Without the pictures, set down the records below word for word.

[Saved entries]
==========

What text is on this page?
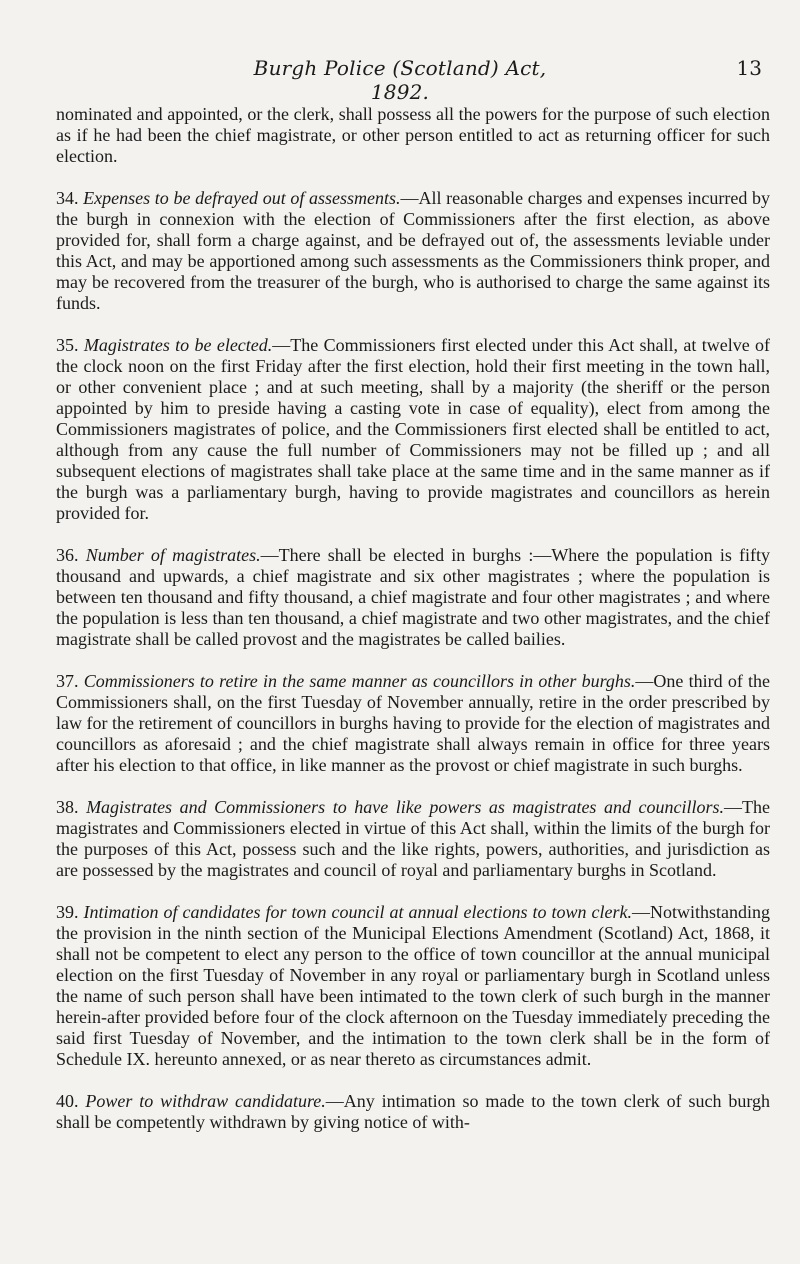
Burgh Police (Scotland) Act, 1892.
13

nominated and appointed, or the clerk, shall possess all the powers for the purpose of such election as if he had been the chief magistrate, or other person entitled to act as returning officer for such election.

34. Expenses to be defrayed out of assessments.—All reasonable charges and expenses incurred by the burgh in connexion with the election of Commissioners after the first election, as above provided for, shall form a charge against, and be defrayed out of, the assessments leviable under this Act, and may be apportioned among such assessments as the Commissioners think proper, and may be recovered from the treasurer of the burgh, who is authorised to charge the same against its funds.

35. Magistrates to be elected.—The Commissioners first elected under this Act shall, at twelve of the clock noon on the first Friday after the first election, hold their first meeting in the town hall, or other convenient place ; and at such meeting, shall by a majority (the sheriff or the person appointed by him to preside having a casting vote in case of equality), elect from among the Commissioners magistrates of police, and the Commissioners first elected shall be entitled to act, although from any cause the full number of Commissioners may not be filled up ; and all subsequent elections of magistrates shall take place at the same time and in the same manner as if the burgh was a parliamentary burgh, having to provide magistrates and councillors as herein provided for.

36. Number of magistrates.—There shall be elected in burghs :—Where the population is fifty thousand and upwards, a chief magistrate and six other magistrates ; where the population is between ten thousand and fifty thousand, a chief magistrate and four other magistrates ; and where the population is less than ten thousand, a chief magistrate and two other magistrates, and the chief magistrate shall be called provost and the magistrates be called bailies.

37. Commissioners to retire in the same manner as councillors in other burghs.—One third of the Commissioners shall, on the first Tuesday of November annually, retire in the order prescribed by law for the retirement of councillors in burghs having to provide for the election of magistrates and councillors as aforesaid ; and the chief magistrate shall always remain in office for three years after his election to that office, in like manner as the provost or chief magistrate in such burghs.

38. Magistrates and Commissioners to have like powers as magistrates and councillors.—The magistrates and Commissioners elected in virtue of this Act shall, within the limits of the burgh for the purposes of this Act, possess such and the like rights, powers, authorities, and jurisdiction as are possessed by the magistrates and council of royal and parliamentary burghs in Scotland.

39. Intimation of candidates for town council at annual elections to town clerk.—Notwithstanding the provision in the ninth section of the Municipal Elections Amendment (Scotland) Act, 1868, it shall not be competent to elect any person to the office of town councillor at the annual municipal election on the first Tuesday of November in any royal or parliamentary burgh in Scotland unless the name of such person shall have been intimated to the town clerk of such burgh in the manner herein-after provided before four of the clock afternoon on the Tuesday immediately preceding the said first Tuesday of November, and the intimation to the town clerk shall be in the form of Schedule IX. hereunto annexed, or as near thereto as circumstances admit.

40. Power to withdraw candidature.—Any intimation so made to the town clerk of such burgh shall be competently withdrawn by giving notice of with-
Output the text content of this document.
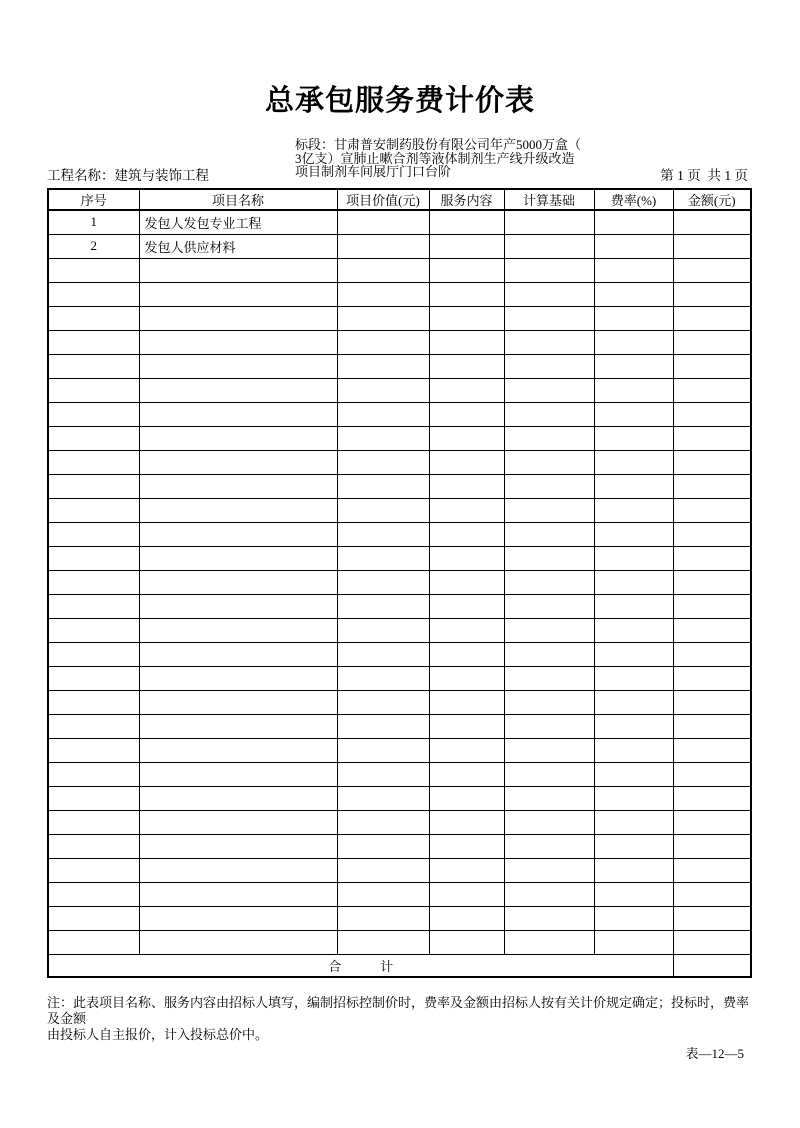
总承包服务费计价表
标段：甘肃普安制药股份有限公司年产5000万盒（
3亿支）宣肺止嗽合剂等液体制剂生产线升级改造
项目制剂车间展厅门口台阶
工程名称：建筑与装饰工程	第 1 页  共 1 页
序号	项目名称	项目价值(元)	服务内容	计算基础	费率(%)	金额(元)
1	发包人发包专业工程					
2	发包人供应材料					

合　　　计						
注：此表项目名称、服务内容由招标人填写，编制招标控制价时，费率及金额由招标人按有关计价规定确定；投标时，费率及金额
由投标人自主报价，计入投标总价中。
表—12—5
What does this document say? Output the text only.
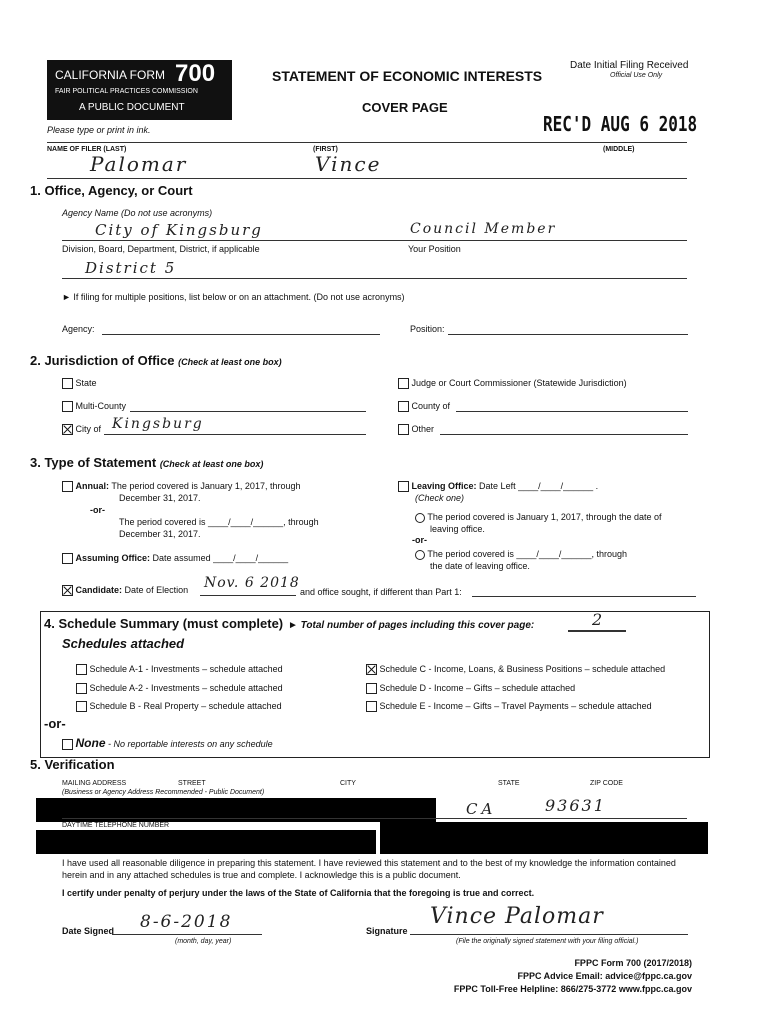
CALIFORNIA FORM 700
FAIR POLITICAL PRACTICES COMMISSION
A PUBLIC DOCUMENT
STATEMENT OF ECONOMIC INTERESTS
COVER PAGE
Date Initial Filing Received
Official Use Only
REC'D AUG 6 2018
Please type or print in ink.
NAME OF FILER (LAST)	(FIRST)	(MIDDLE)
Palomar	Vince
1. Office, Agency, or Court
Agency Name (Do not use acronyms)
City of Kingsburg	Council Member
Division, Board, Department, District, if applicable	Your Position
District 5
► If filing for multiple positions, list below or on an attachment. (Do not use acronyms)
Agency:	Position:
2. Jurisdiction of Office (Check at least one box)
State	Judge or Court Commissioner (Statewide Jurisdiction)
Multi-County	County of
City of Kingsburg	Other
3. Type of Statement (Check at least one box)
Annual: The period covered is January 1, 2017, through
December 31, 2017.
-or-
The period covered is ____/____/______, through
December 31, 2017.
Assuming Office: Date assumed ____/____/______
Leaving Office: Date Left ____/____/______ .
(Check one)
The period covered is January 1, 2017, through the date of
leaving office.
-or-
The period covered is ____/____/______, through
the date of leaving office.
Candidate: Date of Election Nov. 6 2018
and office sought, if different than Part 1:
4. Schedule Summary (must complete) ► Total number of pages including this cover page:	2
Schedules attached
Schedule A-1 - Investments – schedule attached
Schedule A-2 - Investments – schedule attached
Schedule B - Real Property – schedule attached
Schedule C - Income, Loans, & Business Positions – schedule attached
Schedule D - Income – Gifts – schedule attached
Schedule E - Income – Gifts – Travel Payments – schedule attached
-or-
None - No reportable interests on any schedule
5. Verification
MAILING ADDRESS	STREET	CITY	STATE	ZIP CODE
(Business or Agency Address Recommended - Public Document)
CA	93631
DAYTIME TELEPHONE NUMBER
I have used all reasonable diligence in preparing this statement. I have reviewed this statement and to the best of my knowledge the information contained herein and in any attached schedules is true and complete. I acknowledge this is a public document.
I certify under penalty of perjury under the laws of the State of California that the foregoing is true and correct.
Date Signed 8-6-2018
(month, day, year)
Signature
Vince Palomar
(File the originally signed statement with your filing official.)
FPPC Form 700 (2017/2018)
FPPC Advice Email: advice@fppc.ca.gov
FPPC Toll-Free Helpline: 866/275-3772 www.fppc.ca.gov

==========

▶ [Complete response]
What text is on this page?
Burgh Police (Scotland) Act, 1892.
13

nominated and appointed, or the clerk, shall possess all the powers for the purpose of such election as if he had been the chief magistrate, or other person entitled to act as returning officer for such election.

34. Expenses to be defrayed out of assessments.—All reasonable charges and expenses incurred by the burgh in connexion with the election of Commissioners after the first election, as above provided for, shall form a charge against, and be defrayed out of, the assessments leviable under this Act, and may be apportioned among such assessments as the Commissioners think proper, and may be recovered from the treasurer of the burgh, who is authorised to charge the same against its funds.

35. Magistrates to be elected.—The Commissioners first elected under this Act shall, at twelve of the clock noon on the first Friday after the first election, hold their first meeting in the town hall, or other convenient place ; and at such meeting, shall by a majority (the sheriff or the person appointed by him to preside having a casting vote in case of equality), elect from among the Commissioners magistrates of police, and the Commissioners first elected shall be entitled to act, although from any cause the full number of Commissioners may not be filled up ; and all subsequent elections of magistrates shall take place at the same time and in the same manner as if the burgh was a parliamentary burgh, having to provide magistrates and councillors as herein provided for.

36. Number of magistrates.—There shall be elected in burghs :—Where the population is fifty thousand and upwards, a chief magistrate and six other magistrates ; where the population is between ten thousand and fifty thousand, a chief magistrate and four other magistrates ; and where the population is less than ten thousand, a chief magistrate and two other magistrates, and the chief magistrate shall be called provost and the magistrates be called bailies.

37. Commissioners to retire in the same manner as councillors in other burghs.—One third of the Commissioners shall, on the first Tuesday of November annually, retire in the order prescribed by law for the retirement of councillors in burghs having to provide for the election of magistrates and councillors as aforesaid ; and the chief magistrate shall always remain in office for three years after his election to that office, in like manner as the provost or chief magistrate in such burghs.

38. Magistrates and Commissioners to have like powers as magistrates and councillors.—The magistrates and Commissioners elected in virtue of this Act shall, within the limits of the burgh for the purposes of this Act, possess such and the like rights, powers, authorities, and jurisdiction as are possessed by the magistrates and council of royal and parliamentary burghs in Scotland.

39. Intimation of candidates for town council at annual elections to town clerk.—Notwithstanding the provision in the ninth section of the Municipal Elections Amendment (Scotland) Act, 1868, it shall not be competent to elect any person to the office of town councillor at the annual municipal election on the first Tuesday of November in any royal or parliamentary burgh in Scotland unless the name of such person shall have been intimated to the town clerk of such burgh in the manner herein-after provided before four of the clock afternoon on the Tuesday immediately preceding the said first Tuesday of November, and the intimation to the town clerk shall be in the form of Schedule IX. hereunto annexed, or as near thereto as circumstances admit.

40. Power to withdraw candidature.—Any intimation so made to the town clerk of such burgh shall be competently withdrawn by giving notice of with-
Output the text content of this document.
总承包服务费计价表
标段：甘肃普安制药股份有限公司年产5000万盒（
3亿支）宣肺止嗽合剂等液体制剂生产线升级改造
项目制剂车间展厅门口台阶
工程名称：建筑与装饰工程	第 1 页  共 1 页
序号	项目名称	项目价值(元)	服务内容	计算基础	费率(%)	金额(元)
1	发包人发包专业工程					
2	发包人供应材料					

合　　　计						
注：此表项目名称、服务内容由招标人填写，编制招标控制价时，费率及金额由招标人按有关计价规定确定；投标时，费率及金额
由投标人自主报价，计入投标总价中。
表—12—5
What does this document say? Output the text only.
CALIFORNIA FORM 700
FAIR POLITICAL PRACTICES COMMISSION
A PUBLIC DOCUMENT
STATEMENT OF ECONOMIC INTERESTS
COVER PAGE
Date Initial Filing Received
Official Use Only
REC'D AUG 6 2018
Please type or print in ink.
NAME OF FILER (LAST)	(FIRST)	(MIDDLE)
Palomar	Vince
1. Office, Agency, or Court
Agency Name (Do not use acronyms)
City of Kingsburg	Council Member
Division, Board, Department, District, if applicable	Your Position
District 5
► If filing for multiple positions, list below or on an attachment. (Do not use acronyms)
Agency:	Position:
2. Jurisdiction of Office (Check at least one box)
State	Judge or Court Commissioner (Statewide Jurisdiction)
Multi-County	County of
City of Kingsburg	Other
3. Type of Statement (Check at least one box)
Annual: The period covered is January 1, 2017, through
December 31, 2017.
-or-
The period covered is ____/____/______, through
December 31, 2017.
Assuming Office: Date assumed ____/____/______
Leaving Office: Date Left ____/____/______ .
(Check one)
The period covered is January 1, 2017, through the date of
leaving office.
-or-
The period covered is ____/____/______, through
the date of leaving office.
Candidate: Date of Election Nov. 6 2018
and office sought, if different than Part 1:
4. Schedule Summary (must complete) ► Total number of pages including this cover page:	2
Schedules attached
Schedule A-1 - Investments – schedule attached
Schedule A-2 - Investments – schedule attached
Schedule B - Real Property – schedule attached
Schedule C - Income, Loans, & Business Positions – schedule attached
Schedule D - Income – Gifts – schedule attached
Schedule E - Income – Gifts – Travel Payments – schedule attached
-or-
None - No reportable interests on any schedule
5. Verification
MAILING ADDRESS	STREET	CITY	STATE	ZIP CODE
(Business or Agency Address Recommended - Public Document)
CA	93631
DAYTIME TELEPHONE NUMBER
I have used all reasonable diligence in preparing this statement. I have reviewed this statement and to the best of my knowledge the information contained herein and in any attached schedules is true and complete. I acknowledge this is a public document.
I certify under penalty of perjury under the laws of the State of California that the foregoing is true and correct.
Date Signed 8-6-2018
(month, day, year)
Signature
Vince Palomar
(File the originally signed statement with your filing official.)
FPPC Form 700 (2017/2018)
FPPC Advice Email: advice@fppc.ca.gov
FPPC Toll-Free Helpline: 866/275-3772 www.fppc.ca.gov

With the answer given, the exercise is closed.